A Centralized portal for users

Refining Pulse's template Content Management Portal

COMPANY

Microsoft

ROLE

Lead Designer

Duration

4 months

YEAR

2024

Summary

Pulse's CMS is an admin-level tool that helps HR teams manage templated survey content across their organization.

As the design lead, I built out an existing MVP with new core features to improve users time-on-task, reduce screen switching, and centralizing content creation and management.

Results

60% (10 minute) reduction of time-on-task for users & a 15% uptick in key customer adoption

Constraints

A tough-to-change legacy backend framework

Process

  • Lightweight testing with users; Synthesize data

  • Narrow down on problem

  • Alignment workshop to develop hypothesis

  • Design explorations & feedback sessions

  • Usability testing

  • Iterating on feedback; Collaborating with engineering

  • Initial product rollout

  • (Fast-follow) Iterating on feedback to add needed feature

01. Data reveals an underlying problem
Users were spending almost 20 minutes to make or edit a survey template

A key metric indicator was flagging that users were spending 3x as long making custom survey templates as we had targeted.

To narrow down on the cause, I ran a moderated usability study of the current design with users, having them think aloud as they went through their task of creating a template.

A moderated usability study reveals an underlying issue

So why were users taking so long in the template creation process?


Well, users relied on external programs or searched through existing templates to find survey question content.


This task-switching likely caused the slow task completion times and could become a blocker for customers looking to adopt Pulse.

How the journey faltered under the Existing design approach…

An HR team that manages Pulse content wants to update some a survey template with an additional question

The user first needs to find the question that they had written and saved into an existing survey template

Here the user enters the template management portal to look for that existing survey template

Once found, the user clicks into the template and enters the template editing screen

They can now look through the existing questions on the template to see if they can find the question content they need

If the user is unable to find the content they need they have to…

  1. Check if it's part of Pulse's library of existing questions, or…

  2. Hope the content is stored in an external word doc and manually copy the question and its format verbatim

03. Cultivating collaboration

Working Cross-functionally to frame the problem

Working Cross-functionally to frame the problem

After synthesizing findings from the usability study, I structured a problem framing workshop with my project team (PM, eng, content, and PM lead)

The goal of the workshop was to align the team around a mutually understood problem and shared strategy that bridged user needs and business goals.

I first ran through the current user journey to create a visual idea of user pain points and areas for improvement.

I then guided participants to identify business goals and metrics followed by dot voting to prioritize both.

Key business goals:

1

Increase customer adoption

2

Decrease time-on task metric

Problem statement created from workshop

Users spend too much time retrieving survey content across scattered sources, slowing template creation, reducing satisfaction and hurting adoption. Streamlining content management into a cohesive experience will improve efficiency and drive adoption.

04. Experiments in design

Exploring design options to test and validate

With alignment on a problem statement, I started to explore various approaches that we could eventually bring to users for testing. I held weekly syncs with the project PM and engineering team to discuss ideas and understand feasibility and use of existing patterns.

- _REQUESTS_:
A. Answer these questions using the Pulse case study:
(i) How long did the project last?
(ii) How long were users spending to make or edit a survey template?
(iii) Who took part in the problem framing workshop?
B. Turn the paragraph in the Pulse case study that begins "Users spend too much time retrieving" into a short bulleted list that keeps its main points.
C. Continue the Pulse case study from its last sentence.

Data items:
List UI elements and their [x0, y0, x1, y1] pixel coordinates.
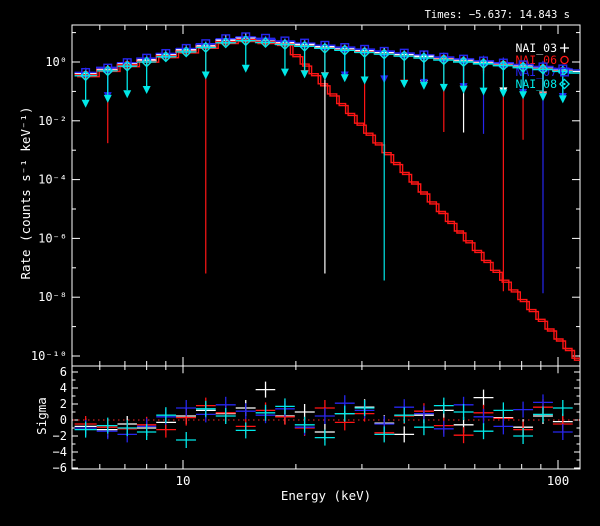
svg-text:10: 10: [175, 473, 190, 488]
xspec-plot-window: Times: −5.637: 14.843 s Energy (keV) Rat…: [0, 0, 600, 526]
svg-text:100: 100: [547, 473, 570, 488]
times-label: Times: −5.637: 14.843 s: [425, 9, 570, 21]
svg-text:−2: −2: [53, 429, 67, 443]
svg-text:10⁻⁴: 10⁻⁴: [38, 173, 67, 187]
svg-text:10⁻⁶: 10⁻⁶: [38, 231, 67, 245]
residuals-NAI_08: [75, 398, 573, 448]
svg-text:2: 2: [60, 397, 67, 411]
svg-text:10⁻¹⁰: 10⁻¹⁰: [31, 349, 67, 363]
svg-text:10⁻⁸: 10⁻⁸: [38, 290, 67, 304]
data-points-NAI_08: [75, 36, 573, 280]
y-axis-label-rate: Rate (counts s⁻¹ keV⁻¹): [18, 106, 33, 279]
svg-text:−6: −6: [53, 461, 67, 475]
svg-text:10⁰: 10⁰: [45, 55, 67, 69]
svg-text:10⁻²: 10⁻²: [38, 114, 67, 128]
x-axis-label: Energy (keV): [281, 488, 371, 503]
data-points-NAI_03: [75, 33, 573, 273]
svg-text:−4: −4: [53, 445, 67, 459]
residuals-NAI_03: [75, 382, 573, 443]
spectrum-plot-canvas: Times: −5.637: 14.843 s Energy (keV) Rat…: [0, 0, 600, 526]
legend-symbols: [560, 44, 569, 89]
svg-text:0: 0: [60, 413, 67, 427]
svg-text:4: 4: [60, 381, 67, 395]
svg-text:6: 6: [60, 365, 67, 379]
y-axis-label-sigma: Sigma: [34, 397, 49, 435]
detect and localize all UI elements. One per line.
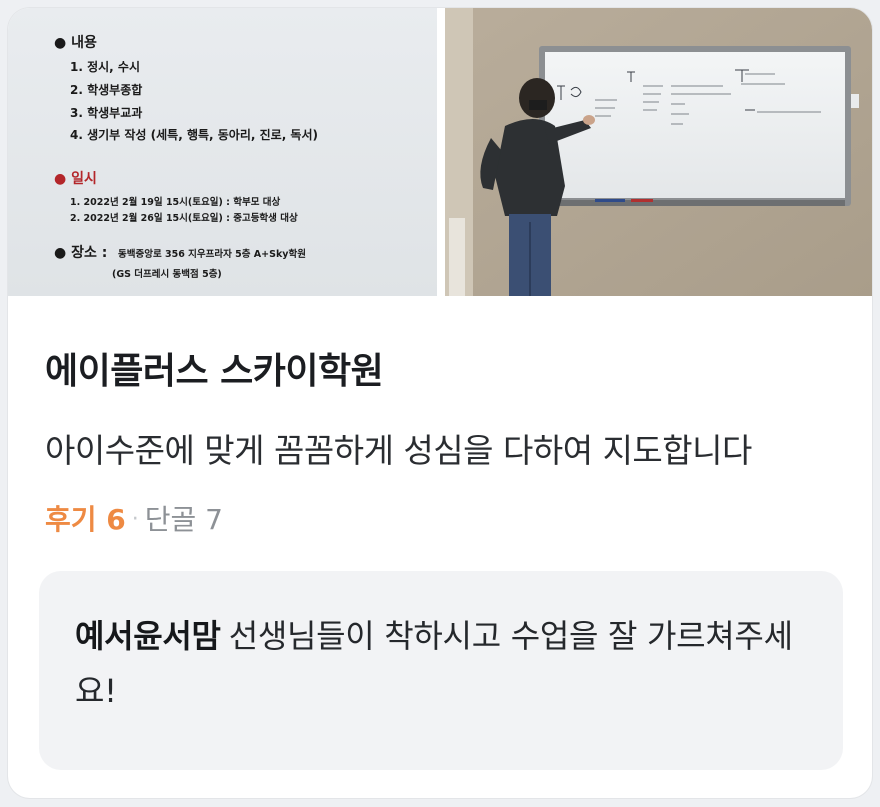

- _RESPONSES_:
A.
(i) 4 months.
(ii) Almost 20 minutes.
(iii) The project team: PM, eng, content, and PM lead.

B.
- Users spend too much time retrieving survey content from scattered sources.
- This slows template creation, reduces satisfaction, and hurts adoption.
- Bringing content management into one cohesive experience will improve efficiency and drive adoption.

C.
Different design approaches

Search for questions by templates that contain them

Users can find templates that contain specific questions, using a design that would require minimal engineering effort

Combined table with all content

Questions are displayed in-line with templates, leveraging the existing UI and centralizing content

Questions and templates in separate tabs

Question content is assigned its own tab within the portal, minimizing cog load when searching and supporting scalability

The separate tabs version won out for its focus on cognitive load reduction and scalability
05. Feeling Validated

Testing the designs

In partnership with the PM on the product, we developed a research/testing plan to validate the design approach. We tested a functional prototype with 7 participants over two days.

Results

Clear improvement

6/7 people said they felt the process was more connected and they loved being able to stay in the app

Request to save work

5/7 brought up an ask to have the ability to save content that they're not finished editing

Searching by topic

4/7 users mentioned that they were used to categorizing and searching for content by assigned topic

06. slight hang up

Working through Legacy framework issues

The biggest finding to come out of usability testing was that users really wanted a way to save in progress work and come back to it at a later time.

As I reviewed our test findings with product and engineering partners and proposed that we implement some type of drafting feature, I found out adding this would not be as simple as I first imagined.

The issue

A legacy backend framework couldn't support drafting of content shared among multiple users

The approach

Use competitive analysis to evaluate how other cloud-based programs manage storing and saving content

The solution — Saving locally

We noticed that these products all had one thing in common that we could leverage, the ability to save content locally on the user's computer. While this is normally meant for offline saving, it worked well as a compromise for not being able to implement a full drafting feature.

After confirming feasibility, and checking with our privacy team for any security risks, I drafted up a solution that was incorporated into our final design!

07. A good start

Rolling out the product showed positive results!

After 2.5 months of work, cross-collaboration, and research, we were able to ship this feature!

Shipped design flow (v1)

08. A quick-ish Fix

POST-LAUNCH DATA LED TO A NEEDED Change

Initial results

After the rollout of the updated portal, we saw a successful drop of over 10 minutes in the time users spent both creating new templates and editing existing templates.

A looming problem

While data was positive on our main success metric, a separate metric that tracked deleted content was on the rise. As usage increased, so did the amount of questions deleted, while the number of templates deleted by users remained relatively flat, but why was that?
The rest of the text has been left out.